## PROBLEM SET
a – In the comment thread on the Fed and the money supply, which commenters have their names shown above a comment, and at what date and time did each post?
b – Can you continue the comment thread on the Fed and the money supply, starting right after its last sentence?

***** DOCUMENT PASSAGE *****

While I would be glad to discuss the role of the gold standard in the Depression, this is not the same thing as saying that the Fed was unable to expand the money supply because all (or many) banks had failed.
Increasing the money supply (or keeping it from falling) is not the same thing as bailing out the banks.
And while I realize that the Great Depression has been brought into this discussion, the context was the current situation–did the Fed need to bail out the investment banks on Wall Street? (And Citibank too.) And there is no gold standard now to keep the Fed from increasing the quantity of money as much as it sees fit. There are about $5 trillion in outstanding goverment debt.
My view is that the Fed should increase the quantity of base money however much necessary to keep nominal expenditures on a 3% growth path. FDIC should reorganize failed banks as fast as it can. But the notion that the Fed cannot expand the money supply if some (or even all) banks fail is false.
Megan McArdle
Aug 26 2009 at 8:47am
But the money supply is in some sense just a proxy for the credit markets. An increase in the physical amount of currency does not help you if everyone takes it home and sticks it under their mattress because they’re afraid of the banks failing. You’ve increased the amount of currency in circulation, but the velocity is still falling. Demand deposits and currency are only substitutable when there is faith in the banks.
You seem to be saying that a world with no banking system and an equally sized m1 composed entirely of currency would be no different from a world with a mix of currency and demand deposits. This seems ludicrous to me, but perhaps I do not understand.
Jeffrey Rogers Hummel
Aug 26 2009 at 11:16am
Bill Woolsey’s comments do an excellent job of defending David’s important point about the crucial but often overlooked difference between what Milton Friedman would have had the Fed do during the Great Depression and what Ben Bernanke has actually done during the current recession. I posted about the same point over at Liberty and Power. As I stated there: “Milton Friedman’s research on the Great Depression, which emphasized the demand-side impact of the bank panics, is quite different from Ben Bernanke’s, which emphasized the supply-side impact. This difference implies significantly different policies: a general increase in liquidity in the case of Friedman versus targeted (and until last October, sterilized) bailouts in the case of Bernanke.” Bernanke’s subsequent doubling of the monetary base to $1.7 trillion could have easily been accomplished with traditional open market operations, making hardly a dent in the Treasury’s outstanding debt of nearly $7 trillion while avoiding any loans whatsoever to specific depositories, investment banks, or other financial institutions.
Bill Woolsey
Aug 26 2009 at 1:37pm
McArdle:
I don’t think that the quantity of money is a proxy for credit markets. As Yeager said, “Money and Credit, Still Confused.”
Money can exist even if no one lends it. And the quantity of money can impact nominal expenditure even if total lending and borrowing decrease.
I agree that if the quantity of currency rises and people just put it under their mattresses that this does no good. This is called the liquidity trap, though it is usually both currency and deposits that are supposedly held rather than spent.
The point of increasing the quantity of money, whether it is made up of currency alone or both currency and deposits, is for people to spend the money on goods services. This could be households going out to eat at restaurants or restaurant owners taking the profits earned from those sales and purchasing new stoves.
If people take the extra money and lend it to someone else who spends it, that is fine. But spending it directly on goods and services works without an intermediate step of lending it to someone who spends it.

***** PROVIDED DATA *****

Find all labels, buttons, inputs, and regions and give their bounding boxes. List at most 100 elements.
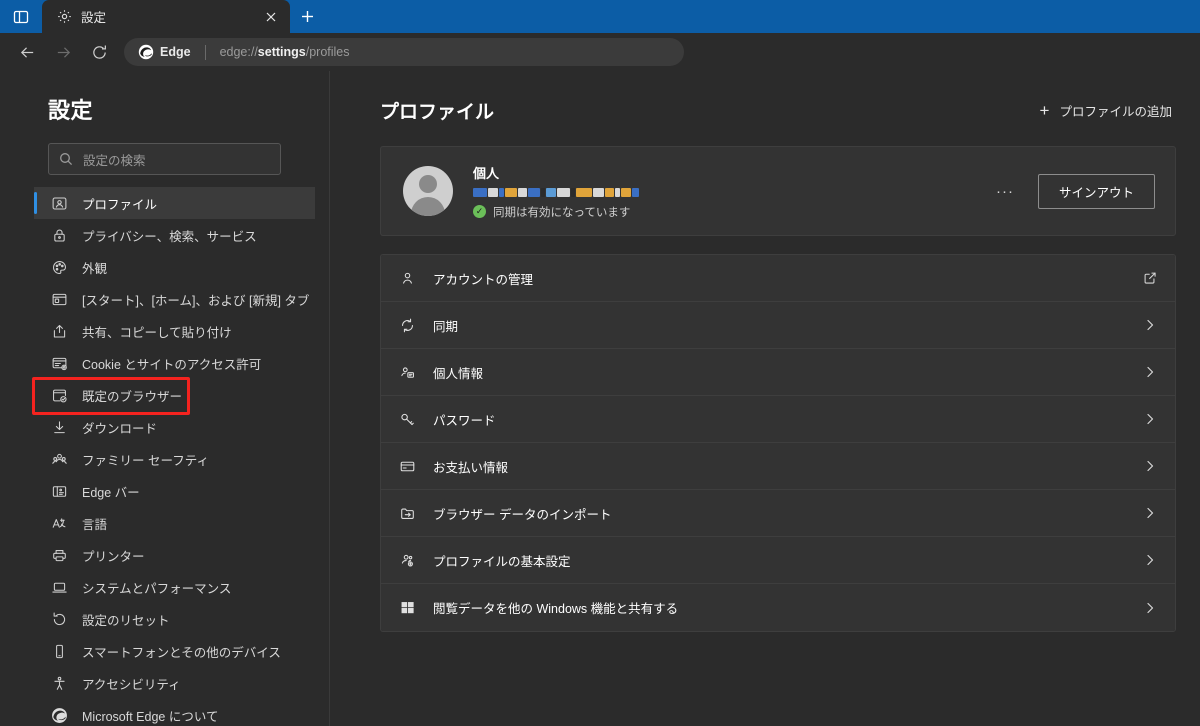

*****

## ANSWERS GIVEN
a –
- Megan McArdle: Aug 26 2009 at 8:47am
- Jeffrey Rogers Hummel: Aug 26 2009 at 11:16am
- Bill Woolsey: Aug 26 2009 at 1:37pm

b –
(I certainly hope you aren’t laboring under the confusion that as long as people leave their money in the bank that this means that there can be no problem and that it is only hoarding physical currency that is at issue. The issue is the quantity of money of all sorts and the demand to hold it.)
I am not sure about the terminology of “but velocity is still falling.” If velocity falls, then maintaining nominal expenditure requires an increase in the quantity of money. If increases in the quantity of money cause velocity to fall more, then that is just another way of stating there is a liquidiy trap. People are taking the new money and just holding on to it. It doesn’t matter whether it is currency or deposits or some mixture.
But none of this is relevant as to whether or not the Fed can increase the quantity of money without there being banks. It can. And if increases in the quantity of currency created through open market purchases result in matching increases in the demand to hold currency, then the increase in the quantity of currency will not impact spending. But that doesn’t make it impossible, just ineffective. (While I am generally skeptical about the liquidity trap, I do think buying zero interest T-bills is ineffective and that in such a circumstance, the Fed must buy assets that don’t have zero yields.)
Finally, I have never said that banks are useless or unimportant. In particular, I don’t think that a world where all money is currency is the same as one where money is made up of a combination of currency and transactions deposits. But banks are not necessary for the Fed to increase the quantity of money or for increases in the quantity of money to increase nominal expenditure.
I think having all banks close would be a disaster. I don’t want to use currency for all payments. Further, I think credit markets are valuable and useful, they shift funds from lower to higher valued uses.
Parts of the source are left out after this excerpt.